• Work instructions: Give a verbatim copy of the lines below, minus the pictures.

Extracted data entries:
- - - -

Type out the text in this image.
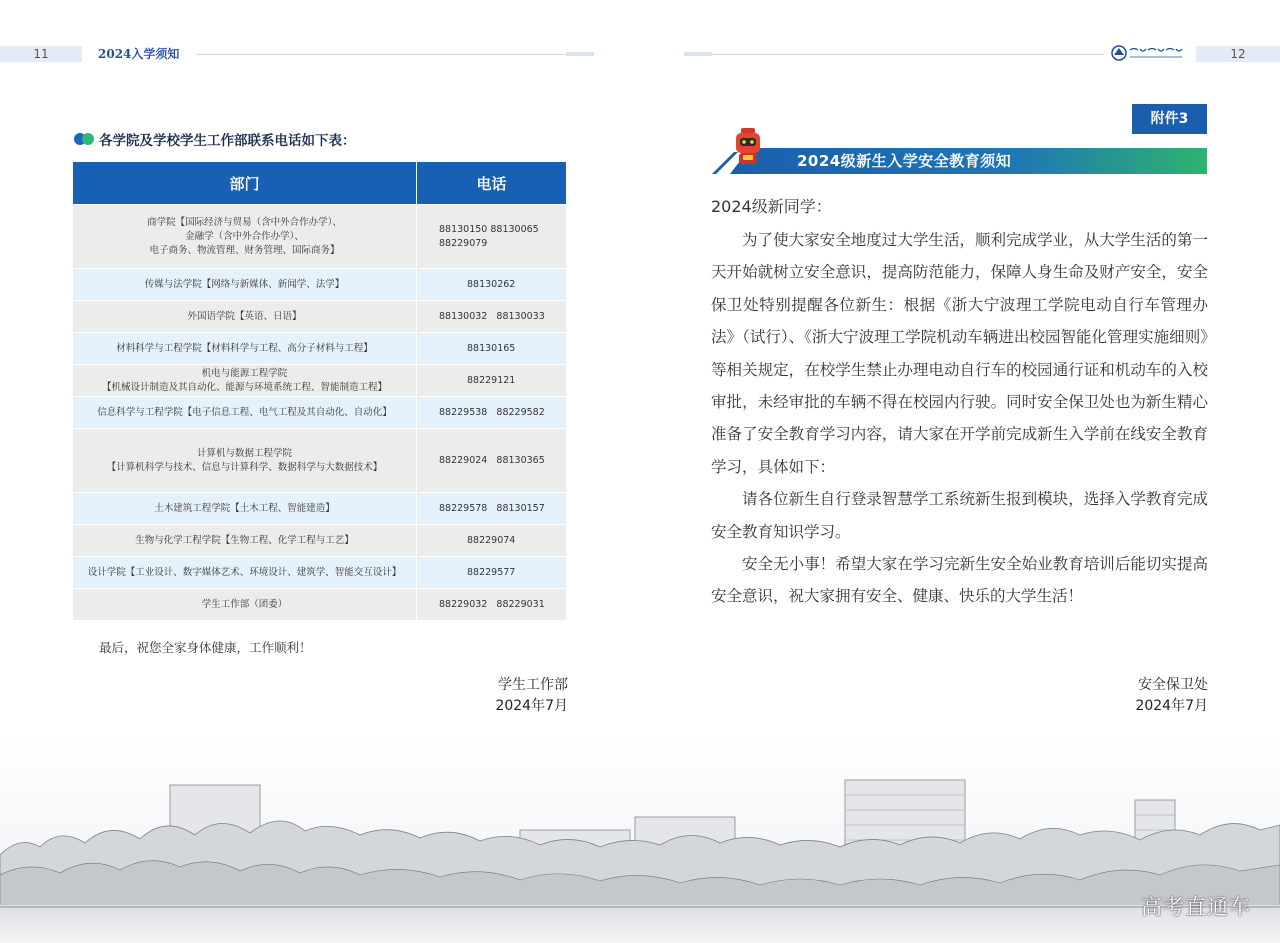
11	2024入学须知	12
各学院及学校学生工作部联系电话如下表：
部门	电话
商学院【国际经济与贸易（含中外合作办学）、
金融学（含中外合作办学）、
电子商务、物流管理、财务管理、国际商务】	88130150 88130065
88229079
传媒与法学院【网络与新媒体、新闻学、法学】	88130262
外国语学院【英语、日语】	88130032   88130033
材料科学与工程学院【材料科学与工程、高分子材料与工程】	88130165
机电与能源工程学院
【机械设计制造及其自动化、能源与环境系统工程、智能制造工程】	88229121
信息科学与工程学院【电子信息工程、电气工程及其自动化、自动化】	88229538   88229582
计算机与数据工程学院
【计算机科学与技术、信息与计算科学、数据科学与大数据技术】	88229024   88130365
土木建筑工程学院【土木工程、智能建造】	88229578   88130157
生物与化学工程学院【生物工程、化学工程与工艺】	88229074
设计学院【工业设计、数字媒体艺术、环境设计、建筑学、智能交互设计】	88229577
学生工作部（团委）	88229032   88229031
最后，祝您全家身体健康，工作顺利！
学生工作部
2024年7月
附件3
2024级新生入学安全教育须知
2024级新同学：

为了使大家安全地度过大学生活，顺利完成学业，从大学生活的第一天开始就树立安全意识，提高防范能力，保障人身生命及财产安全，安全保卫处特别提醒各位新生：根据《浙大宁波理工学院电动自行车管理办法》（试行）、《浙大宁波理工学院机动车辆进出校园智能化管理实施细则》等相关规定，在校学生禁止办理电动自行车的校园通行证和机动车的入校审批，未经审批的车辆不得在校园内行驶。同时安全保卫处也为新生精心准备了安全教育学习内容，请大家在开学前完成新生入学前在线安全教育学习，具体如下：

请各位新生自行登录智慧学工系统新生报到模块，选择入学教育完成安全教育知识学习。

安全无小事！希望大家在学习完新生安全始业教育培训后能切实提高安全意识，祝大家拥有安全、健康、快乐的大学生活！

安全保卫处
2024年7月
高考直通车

- - - -

• Solution for this problem:
Type out the text in this image.
11	2024入学须知	12
各学院及学校学生工作部联系电话如下表：
部门	电话
商学院【国际经济与贸易（含中外合作办学）、
金融学（含中外合作办学）、
电子商务、物流管理、财务管理、国际商务】	88130150 88130065
88229079
传媒与法学院【网络与新媒体、新闻学、法学】	88130262
外国语学院【英语、日语】	88130032   88130033
材料科学与工程学院【材料科学与工程、高分子材料与工程】	88130165
机电与能源工程学院
【机械设计制造及其自动化、能源与环境系统工程、智能制造工程】	88229121
信息科学与工程学院【电子信息工程、电气工程及其自动化、自动化】	88229538   88229582
计算机与数据工程学院
【计算机科学与技术、信息与计算科学、数据科学与大数据技术】	88229024   88130365
土木建筑工程学院【土木工程、智能建造】	88229578   88130157
生物与化学工程学院【生物工程、化学工程与工艺】	88229074
设计学院【工业设计、数字媒体艺术、环境设计、建筑学、智能交互设计】	88229577
学生工作部（团委）	88229032   88229031
最后，祝您全家身体健康，工作顺利！
学生工作部
2024年7月
附件3
2024级新生入学安全教育须知
2024级新同学：

为了使大家安全地度过大学生活，顺利完成学业，从大学生活的第一天开始就树立安全意识，提高防范能力，保障人身生命及财产安全，安全保卫处特别提醒各位新生：根据《浙大宁波理工学院电动自行车管理办法》（试行）、《浙大宁波理工学院机动车辆进出校园智能化管理实施细则》等相关规定，在校学生禁止办理电动自行车的校园通行证和机动车的入校审批，未经审批的车辆不得在校园内行驶。同时安全保卫处也为新生精心准备了安全教育学习内容，请大家在开学前完成新生入学前在线安全教育学习，具体如下：

请各位新生自行登录智慧学工系统新生报到模块，选择入学教育完成安全教育知识学习。

安全无小事！希望大家在学习完新生安全始业教育培训后能切实提高安全意识，祝大家拥有安全、健康、快乐的大学生活！

安全保卫处
2024年7月
高考直通车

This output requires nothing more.